Your task is to locate every line holding the string "حسین" and to copy each of them.

Stored entries:
======

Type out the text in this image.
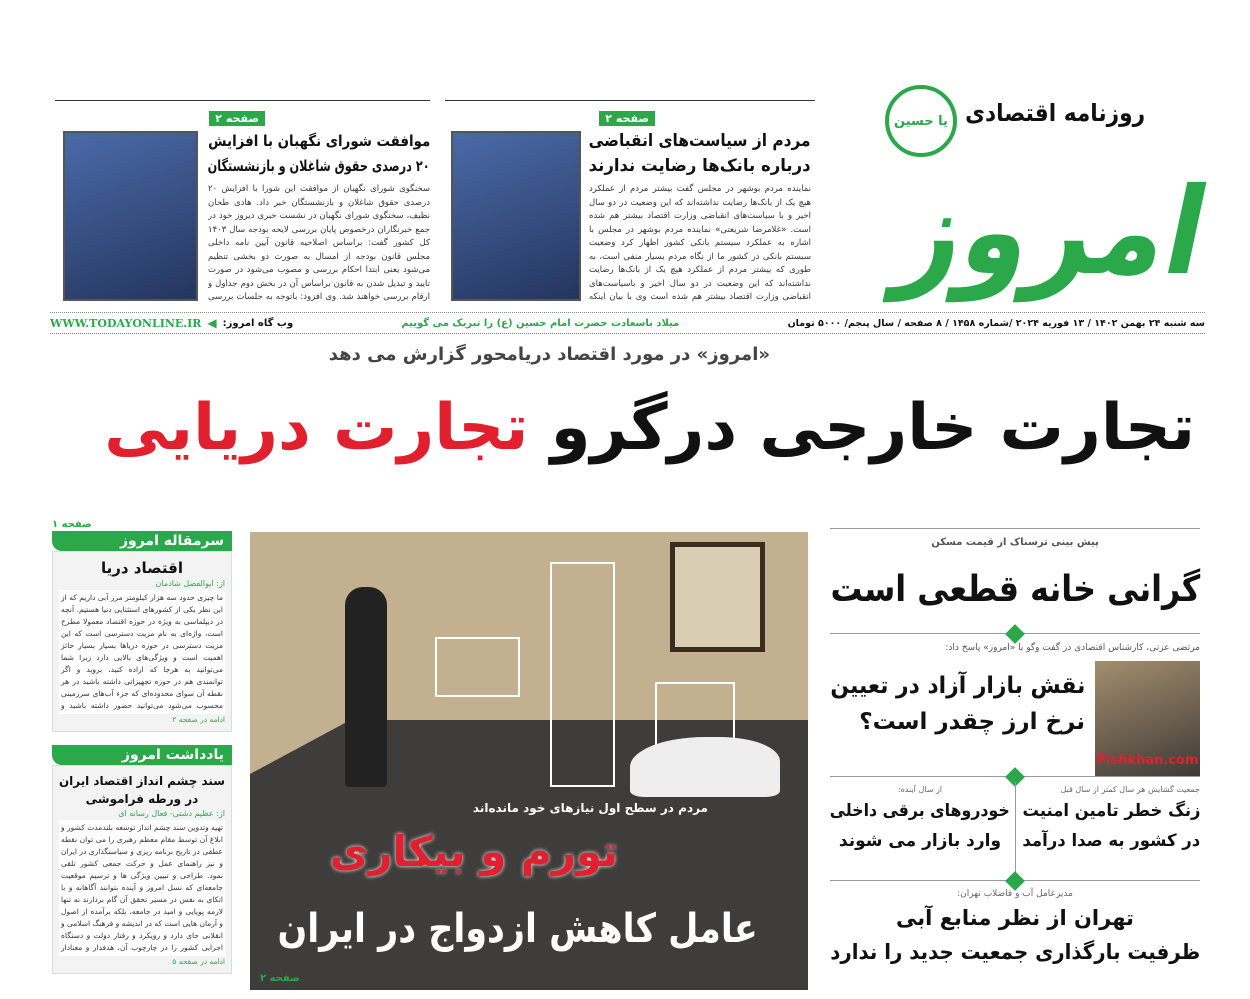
یا حسین روزنامه اقتصادی
امروز
صفحه ۲
مردم از سیاست‌های انقباضی
درباره بانک‌ها رضایت ندارند
نماینده مردم بوشهر در مجلس گفت بیشتر مردم از عملکرد هیچ یک از بانک‌ها رضایت نداشته‌اند که این وضعیت در دو سال اخیر و با سیاست‌های انقباضی وزارت اقتصاد بیشتر هم شده است. «غلامرضا شریعتی» نماینده مردم بوشهر در مجلس با اشاره به عملکرد سیستم بانکی کشور اظهار کرد وضعیت سیستم بانکی در کشور ما از نگاه مردم بسیار منفی است، به طوری که بیشتر مردم از عملکرد هیچ یک از بانک‌ها رضایت نداشته‌اند که این وضعیت در دو سال اخیر و باسیاست‌های انقباضی وزارت اقتصاد بیشتر هم شده است وی با بیان اینکه
صفحه ۲
موافقت شورای نگهبان با افزایش
۲۰ درصدی حقوق شاغلان و بازنشستگان
سخنگوی شورای نگهبان از موافقت این شورا با افزایش ۲۰ درصدی حقوق شاغلان و بازنشستگان خبر داد. هادی طحان نظیف، سخنگوی شورای نگهبان در نشست خبری دیروز خود در جمع خبرنگاران درخصوص پایان بررسی لایحه بودجه سال ۱۴۰۳ کل کشور گفت: براساس اصلاحیه قانون آیین نامه داخلی مجلس قانون بودجه از امسال به صورت دو بخشی تنظیم می‌شود یعنی ابتدا احکام بررسی و مصوب می‌شود در صورت تایید و تبدیل شدن به قانون براساس آن در بخش دوم جداول و ارقام بررسی خواهند شد. وی افزود: باتوجه به جلسات بررسی
سه شنبه ۲۴ بهمن ۱۴۰۲ / ۱۳ فوریه ۲۰۲۴ /شماره ۱۴۵۸ / ۸ صفحه / سال پنجم/ ۵۰۰۰ تومان
میلاد باسعادت حضرت امام حسین (ع) را تبریک می گوییم
وب گاه امروز:
◀
WWW.TODAYONLINE.IR
«امروز» در مورد اقتصاد دریامحور گزارش می دهد
تجارت خارجی درگرو تجارت دریایی
صفحه ۱
سرمقاله امروز
اقتصاد دریا
از: ابوالفضل شادمان
ما چیزی حدود سه هزار کیلومتر مرز آبی داریم که از این نظر یکی از کشورهای استثنایی دنیا هستیم. آنچه در دیپلماسی به ویژه در حوزه اقتصاد معمولا مطرح است، واژه‌ای به نام مزیت دسترسی است که این مزیت دسترسی در حوزه دریاها بسیار بسیار حائز اهمیت است و ویژگی‌های بالایی دارد زیرا شما می‌توانید به هرجا که اراده کنید، بروید و اگر توانمندی هم در حوزه تجهیزاتی داشته باشید در هر نقطه آن سوای محدوده‌ای که جزء آب‌های سرزمینی محسوب می‌شود می‌توانید حضور داشته باشید و
ادامه در صفحه ۲
یادداشت امروز
سند چشم انداز اقتصاد ایران
در ورطه فراموشی
از: عظیم دشتی- فعال رسانه ای
تهیه وتدوین سند چشم انداز توسعه بلندمدت کشور و ابلاغ آن توسط مقام معظم رهبری را می توان نقطه عطفی در تاریخ برنامه ریزی و سیاستگذاری در ایران و نیز راهنمای عمل و حرکت جمعی کشور تلقی نمود. طراحی و تبیین ویژگی ها و ترسیم موقعیت جامعه‌ای که نسل امروز و آینده بتوانند آگاهانه و با اتکای به نفس در مسیر تحقق آن گام بردارند نه تنها لازمه پویایی و امید در جامعه، بلکه برآمده از اصول و آرمان هایی است که در اندیشه و فرهنگ اسلامی و انقلابی جای دارد و رویکرد و رفتار دولت و دستگاه اجرایی کشور را در چارچوب آن، هدفدار و معنادار
ادامه در صفحه ۵
مردم در سطح اول نیازهای خود مانده‌اند
تورم و بیکاری
عامل کاهش ازدواج در ایران
صفحه ۲
پیش بینی ترسناک از قیمت مسکن
گرانی خانه قطعی است
مرتضی عزتی، کارشناس اقتصادی در گفت وگو با «امروز» پاسخ داد:
Pishkhan.com
نقش بازار آزاد در تعیین
نرخ ارز چقدر است؟
جمعیت گشایش هر سال کمتر از سال قبل
زنگ خطر تامین امنیت
در کشور به صدا درآمد
از سال آینده:
خودروهای برقی داخلی
وارد بازار می شوند
مدیرعامل آب و فاضلاب تهران:
تهران از نظر منابع آبی
ظرفیت بارگذاری جمعیت جدید را ندارد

======

**TASK OUTPUT**
یا حسین روزنامه اقتصادی
میلاد باسعادت حضرت امام حسین (ع) را تبریک می گوییم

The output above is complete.